▸ **EXERCISE MATERIAL**
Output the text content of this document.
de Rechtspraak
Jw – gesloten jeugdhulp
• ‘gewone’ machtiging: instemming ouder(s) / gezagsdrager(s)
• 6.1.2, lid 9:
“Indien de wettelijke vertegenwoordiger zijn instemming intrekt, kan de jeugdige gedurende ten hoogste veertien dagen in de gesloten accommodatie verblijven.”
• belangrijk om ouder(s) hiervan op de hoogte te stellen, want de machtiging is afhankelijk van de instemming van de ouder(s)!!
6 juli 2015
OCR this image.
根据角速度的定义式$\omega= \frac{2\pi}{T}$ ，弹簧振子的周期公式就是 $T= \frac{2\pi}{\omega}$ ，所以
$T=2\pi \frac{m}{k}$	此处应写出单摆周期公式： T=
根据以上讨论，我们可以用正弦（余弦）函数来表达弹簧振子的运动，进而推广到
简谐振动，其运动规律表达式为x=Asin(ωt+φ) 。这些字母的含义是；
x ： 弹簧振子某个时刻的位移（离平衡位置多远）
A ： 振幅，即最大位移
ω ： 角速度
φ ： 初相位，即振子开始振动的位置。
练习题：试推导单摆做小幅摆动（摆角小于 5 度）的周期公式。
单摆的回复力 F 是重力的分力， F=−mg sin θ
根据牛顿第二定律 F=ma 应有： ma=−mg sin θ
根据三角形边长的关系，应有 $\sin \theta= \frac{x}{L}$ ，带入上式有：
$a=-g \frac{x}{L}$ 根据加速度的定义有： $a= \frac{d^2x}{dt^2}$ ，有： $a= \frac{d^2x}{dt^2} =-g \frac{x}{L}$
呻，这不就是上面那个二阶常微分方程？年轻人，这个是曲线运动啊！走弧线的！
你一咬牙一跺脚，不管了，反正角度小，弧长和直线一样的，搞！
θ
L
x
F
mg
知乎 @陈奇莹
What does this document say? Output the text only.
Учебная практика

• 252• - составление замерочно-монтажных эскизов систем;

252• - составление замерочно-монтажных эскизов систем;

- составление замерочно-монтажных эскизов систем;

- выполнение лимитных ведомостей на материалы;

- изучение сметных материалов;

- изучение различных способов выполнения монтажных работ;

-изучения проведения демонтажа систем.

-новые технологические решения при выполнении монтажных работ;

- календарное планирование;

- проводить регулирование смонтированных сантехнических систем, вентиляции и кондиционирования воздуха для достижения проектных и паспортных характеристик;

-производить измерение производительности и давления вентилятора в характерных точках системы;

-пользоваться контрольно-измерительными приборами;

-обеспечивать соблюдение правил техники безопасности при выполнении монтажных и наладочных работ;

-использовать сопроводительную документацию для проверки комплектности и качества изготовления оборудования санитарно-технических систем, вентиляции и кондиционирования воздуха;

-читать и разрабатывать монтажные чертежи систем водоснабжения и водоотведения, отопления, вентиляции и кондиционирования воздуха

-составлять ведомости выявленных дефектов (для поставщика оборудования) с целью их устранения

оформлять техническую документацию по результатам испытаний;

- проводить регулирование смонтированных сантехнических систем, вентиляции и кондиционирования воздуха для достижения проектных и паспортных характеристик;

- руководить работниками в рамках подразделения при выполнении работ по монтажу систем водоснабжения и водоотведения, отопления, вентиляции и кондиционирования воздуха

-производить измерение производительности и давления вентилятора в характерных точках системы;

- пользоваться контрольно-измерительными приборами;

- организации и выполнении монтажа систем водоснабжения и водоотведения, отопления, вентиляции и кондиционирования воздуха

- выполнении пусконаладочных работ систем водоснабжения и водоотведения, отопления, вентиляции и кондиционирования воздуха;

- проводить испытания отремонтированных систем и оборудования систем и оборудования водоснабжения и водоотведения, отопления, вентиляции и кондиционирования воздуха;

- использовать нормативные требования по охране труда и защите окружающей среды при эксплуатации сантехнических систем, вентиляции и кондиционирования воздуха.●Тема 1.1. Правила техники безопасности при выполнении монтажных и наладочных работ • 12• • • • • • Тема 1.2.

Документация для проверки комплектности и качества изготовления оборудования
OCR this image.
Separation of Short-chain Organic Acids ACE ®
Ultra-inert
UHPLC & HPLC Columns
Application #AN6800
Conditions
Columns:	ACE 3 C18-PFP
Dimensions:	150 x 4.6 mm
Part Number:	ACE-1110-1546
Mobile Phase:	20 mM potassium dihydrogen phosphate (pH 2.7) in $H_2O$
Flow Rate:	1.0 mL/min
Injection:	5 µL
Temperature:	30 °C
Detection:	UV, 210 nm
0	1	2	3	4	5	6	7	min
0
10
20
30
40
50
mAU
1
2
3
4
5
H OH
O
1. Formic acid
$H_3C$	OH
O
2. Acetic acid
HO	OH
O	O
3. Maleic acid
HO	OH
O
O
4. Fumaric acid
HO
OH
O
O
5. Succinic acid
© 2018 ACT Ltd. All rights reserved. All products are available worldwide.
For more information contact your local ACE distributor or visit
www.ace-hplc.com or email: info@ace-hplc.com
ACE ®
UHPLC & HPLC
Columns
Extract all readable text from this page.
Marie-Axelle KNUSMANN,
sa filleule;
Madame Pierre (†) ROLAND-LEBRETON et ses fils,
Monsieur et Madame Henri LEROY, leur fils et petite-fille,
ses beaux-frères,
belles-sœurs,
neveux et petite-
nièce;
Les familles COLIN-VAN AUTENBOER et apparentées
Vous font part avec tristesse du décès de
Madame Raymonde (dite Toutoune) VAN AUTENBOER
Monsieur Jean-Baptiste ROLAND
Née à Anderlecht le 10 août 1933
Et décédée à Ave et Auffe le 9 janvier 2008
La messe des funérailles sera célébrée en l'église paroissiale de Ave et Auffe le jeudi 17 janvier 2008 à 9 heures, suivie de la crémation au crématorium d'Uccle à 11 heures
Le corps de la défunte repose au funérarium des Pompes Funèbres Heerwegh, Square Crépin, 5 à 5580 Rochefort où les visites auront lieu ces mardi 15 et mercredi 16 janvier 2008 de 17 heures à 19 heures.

▸ **REQUIREMENT**
Using the listing above, please repeat every entry exactly.

▸ **EXERCISE SOLUTION**
Output the text content of this document.
de Rechtspraak
Jw – gesloten jeugdhulp
• ‘gewone’ machtiging: instemming ouder(s) / gezagsdrager(s)
• 6.1.2, lid 9:
“Indien de wettelijke vertegenwoordiger zijn instemming intrekt, kan de jeugdige gedurende ten hoogste veertien dagen in de gesloten accommodatie verblijven.”
• belangrijk om ouder(s) hiervan op de hoogte te stellen, want de machtiging is afhankelijk van de instemming van de ouder(s)!!
6 juli 2015
OCR this image.
根据角速度的定义式$\omega= \frac{2\pi}{T}$ ，弹簧振子的周期公式就是 $T= \frac{2\pi}{\omega}$ ，所以
$T=2\pi \frac{m}{k}$	此处应写出单摆周期公式： T=
根据以上讨论，我们可以用正弦（余弦）函数来表达弹簧振子的运动，进而推广到
简谐振动，其运动规律表达式为x=Asin(ωt+φ) 。这些字母的含义是；
x ： 弹簧振子某个时刻的位移（离平衡位置多远）
A ： 振幅，即最大位移
ω ： 角速度
φ ： 初相位，即振子开始振动的位置。
练习题：试推导单摆做小幅摆动（摆角小于 5 度）的周期公式。
单摆的回复力 F 是重力的分力， F=−mg sin θ
根据牛顿第二定律 F=ma 应有： ma=−mg sin θ
根据三角形边长的关系，应有 $\sin \theta= \frac{x}{L}$ ，带入上式有：
$a=-g \frac{x}{L}$ 根据加速度的定义有： $a= \frac{d^2x}{dt^2}$ ，有： $a= \frac{d^2x}{dt^2} =-g \frac{x}{L}$
呻，这不就是上面那个二阶常微分方程？年轻人，这个是曲线运动啊！走弧线的！
你一咬牙一跺脚，不管了，反正角度小，弧长和直线一样的，搞！
θ
L
x
F
mg
知乎 @陈奇莹
What does this document say? Output the text only.
Учебная практика

• 252• - составление замерочно-монтажных эскизов систем;

252• - составление замерочно-монтажных эскизов систем;

- составление замерочно-монтажных эскизов систем;

- выполнение лимитных ведомостей на материалы;

- изучение сметных материалов;

- изучение различных способов выполнения монтажных работ;

-изучения проведения демонтажа систем.

-новые технологические решения при выполнении монтажных работ;

- календарное планирование;

- проводить регулирование смонтированных сантехнических систем, вентиляции и кондиционирования воздуха для достижения проектных и паспортных характеристик;

-производить измерение производительности и давления вентилятора в характерных точках системы;

-пользоваться контрольно-измерительными приборами;

-обеспечивать соблюдение правил техники безопасности при выполнении монтажных и наладочных работ;

-использовать сопроводительную документацию для проверки комплектности и качества изготовления оборудования санитарно-технических систем, вентиляции и кондиционирования воздуха;

-читать и разрабатывать монтажные чертежи систем водоснабжения и водоотведения, отопления, вентиляции и кондиционирования воздуха

-составлять ведомости выявленных дефектов (для поставщика оборудования) с целью их устранения

оформлять техническую документацию по результатам испытаний;

- проводить регулирование смонтированных сантехнических систем, вентиляции и кондиционирования воздуха для достижения проектных и паспортных характеристик;

- руководить работниками в рамках подразделения при выполнении работ по монтажу систем водоснабжения и водоотведения, отопления, вентиляции и кондиционирования воздуха

-производить измерение производительности и давления вентилятора в характерных точках системы;

- пользоваться контрольно-измерительными приборами;

- организации и выполнении монтажа систем водоснабжения и водоотведения, отопления, вентиляции и кондиционирования воздуха

- выполнении пусконаладочных работ систем водоснабжения и водоотведения, отопления, вентиляции и кондиционирования воздуха;

- проводить испытания отремонтированных систем и оборудования систем и оборудования водоснабжения и водоотведения, отопления, вентиляции и кондиционирования воздуха;

- использовать нормативные требования по охране труда и защите окружающей среды при эксплуатации сантехнических систем, вентиляции и кондиционирования воздуха.●Тема 1.1. Правила техники безопасности при выполнении монтажных и наладочных работ • 12• • • • • • Тема 1.2.

Документация для проверки комплектности и качества изготовления оборудования
OCR this image.
Separation of Short-chain Organic Acids ACE ®
Ultra-inert
UHPLC & HPLC Columns
Application #AN6800
Conditions
Columns:	ACE 3 C18-PFP
Dimensions:	150 x 4.6 mm
Part Number:	ACE-1110-1546
Mobile Phase:	20 mM potassium dihydrogen phosphate (pH 2.7) in $H_2O$
Flow Rate:	1.0 mL/min
Injection:	5 µL
Temperature:	30 °C
Detection:	UV, 210 nm
0	1	2	3	4	5	6	7	min
0
10
20
30
40
50
mAU
1
2
3
4
5
H OH
O
1. Formic acid
$H_3C$	OH
O
2. Acetic acid
HO	OH
O	O
3. Maleic acid
HO	OH
O
O
4. Fumaric acid
HO
OH
O
O
5. Succinic acid
© 2018 ACT Ltd. All rights reserved. All products are available worldwide.
For more information contact your local ACE distributor or visit
www.ace-hplc.com or email: info@ace-hplc.com
ACE ®
UHPLC & HPLC
Columns
Extract all readable text from this page.
Marie-Axelle KNUSMANN,
sa filleule;
Madame Pierre (†) ROLAND-LEBRETON et ses fils,
Monsieur et Madame Henri LEROY, leur fils et petite-fille,
ses beaux-frères,
belles-sœurs,
neveux et petite-
nièce;
Les familles COLIN-VAN AUTENBOER et apparentées
Vous font part avec tristesse du décès de
Madame Raymonde (dite Toutoune) VAN AUTENBOER
Monsieur Jean-Baptiste ROLAND
Née à Anderlecht le 10 août 1933
Et décédée à Ave et Auffe le 9 janvier 2008
La messe des funérailles sera célébrée en l'église paroissiale de Ave et Auffe le jeudi 17 janvier 2008 à 9 heures, suivie de la crémation au crématorium d'Uccle à 11 heures
Le corps de la défunte repose au funérarium des Pompes Funèbres Heerwegh, Square Crépin, 5 à 5580 Rochefort où les visites auront lieu ces mardi 15 et mercredi 16 janvier 2008 de 17 heures à 19 heures.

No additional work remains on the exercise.